### Work to do:
Every line of the records must be repeated exactly; pictures stay out.

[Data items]
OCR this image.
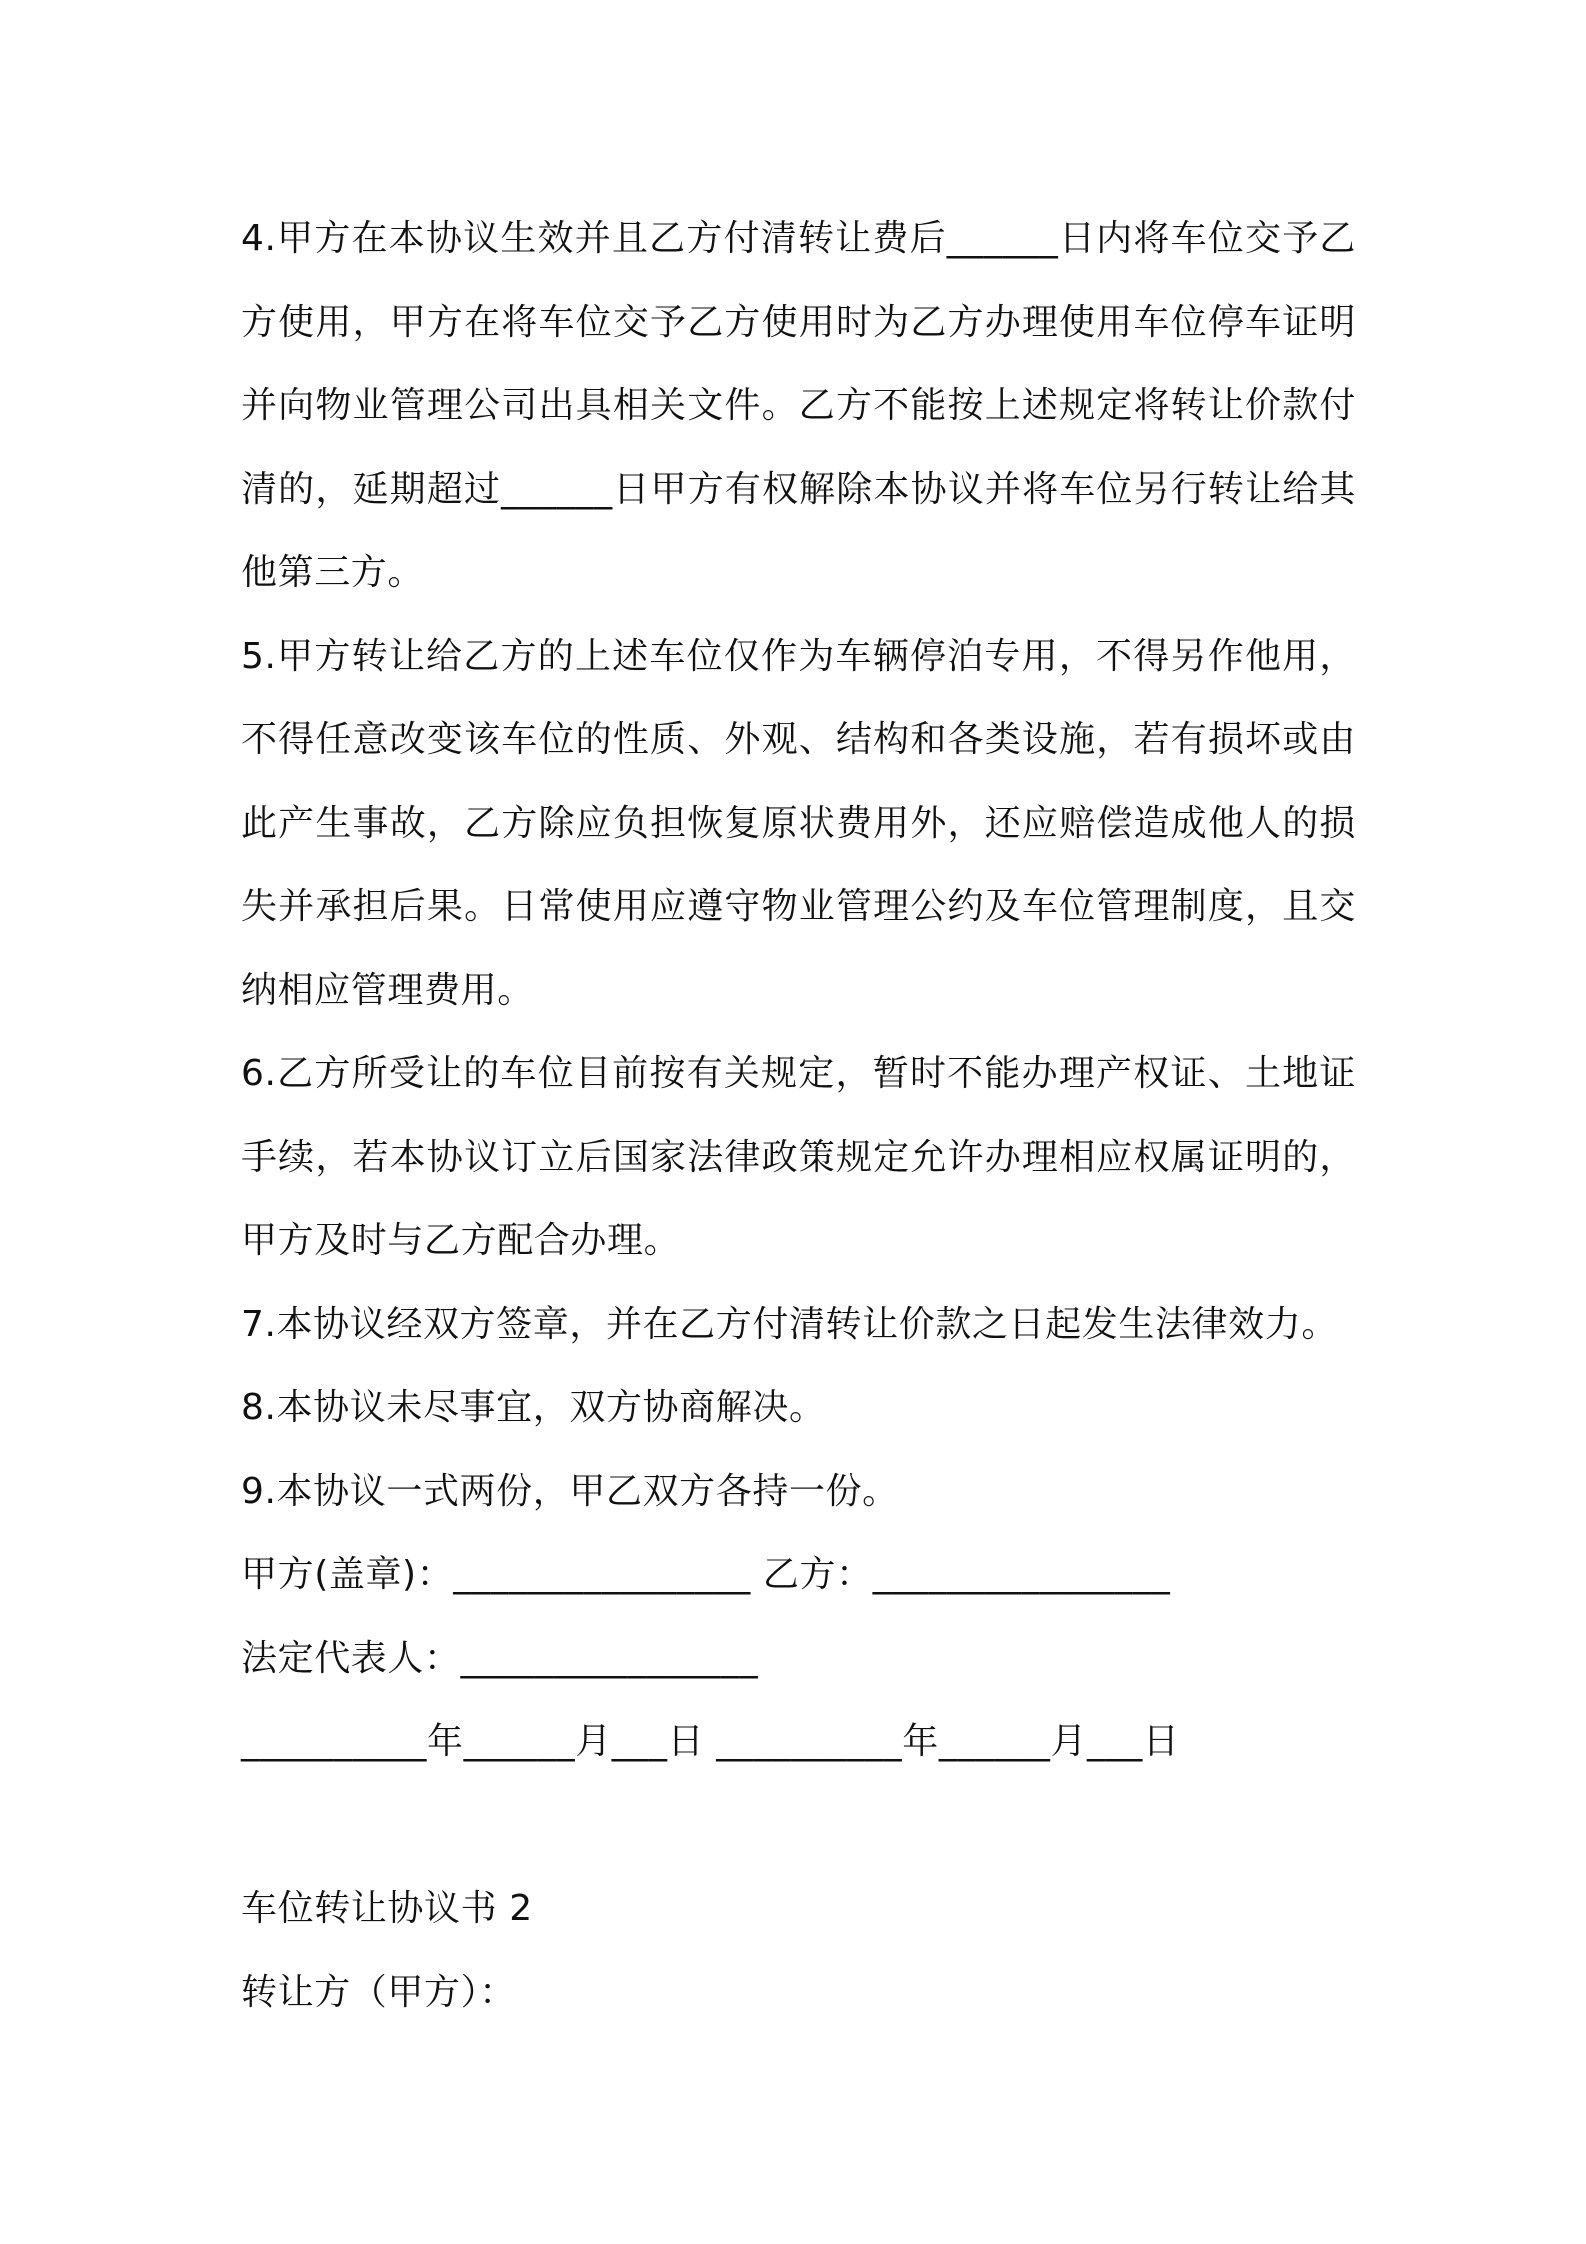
4.甲方在本协议生效并且乙方付清转让费后______日内将车位交予乙方使用，甲方在将车位交予乙方使用时为乙方办理使用车位停车证明并向物业管理公司出具相关文件。乙方不能按上述规定将转让价款付清的，延期超过______日甲方有权解除本协议并将车位另行转让给其他第三方。

5.甲方转让给乙方的上述车位仅作为车辆停泊专用，不得另作他用，不得任意改变该车位的性质、外观、结构和各类设施，若有损坏或由此产生事故，乙方除应负担恢复原状费用外，还应赔偿造成他人的损失并承担后果。日常使用应遵守物业管理公约及车位管理制度，且交纳相应管理费用。

6.乙方所受让的车位目前按有关规定，暂时不能办理产权证、土地证手续，若本协议订立后国家法律政策规定允许办理相应权属证明的，甲方及时与乙方配合办理。

7.本协议经双方签章，并在乙方付清转让价款之日起发生法律效力。

8.本协议未尽事宜，双方协商解决。

9.本协议一式两份，甲乙双方各持一份。

甲方(盖章)：________________ 乙方：________________

法定代表人：________________

__________年______月___日 __________年______月___日

车位转让协议书 2

转让方（甲方）：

### Result of this exercise:
OCR this image.
4.甲方在本协议生效并且乙方付清转让费后______日内将车位交予乙方使用，甲方在将车位交予乙方使用时为乙方办理使用车位停车证明并向物业管理公司出具相关文件。乙方不能按上述规定将转让价款付清的，延期超过______日甲方有权解除本协议并将车位另行转让给其他第三方。

5.甲方转让给乙方的上述车位仅作为车辆停泊专用，不得另作他用，不得任意改变该车位的性质、外观、结构和各类设施，若有损坏或由此产生事故，乙方除应负担恢复原状费用外，还应赔偿造成他人的损失并承担后果。日常使用应遵守物业管理公约及车位管理制度，且交纳相应管理费用。

6.乙方所受让的车位目前按有关规定，暂时不能办理产权证、土地证手续，若本协议订立后国家法律政策规定允许办理相应权属证明的，甲方及时与乙方配合办理。

7.本协议经双方签章，并在乙方付清转让价款之日起发生法律效力。

8.本协议未尽事宜，双方协商解决。

9.本协议一式两份，甲乙双方各持一份。

甲方(盖章)：________________ 乙方：________________

法定代表人：________________

__________年______月___日 __________年______月___日

车位转让协议书 2

转让方（甲方）：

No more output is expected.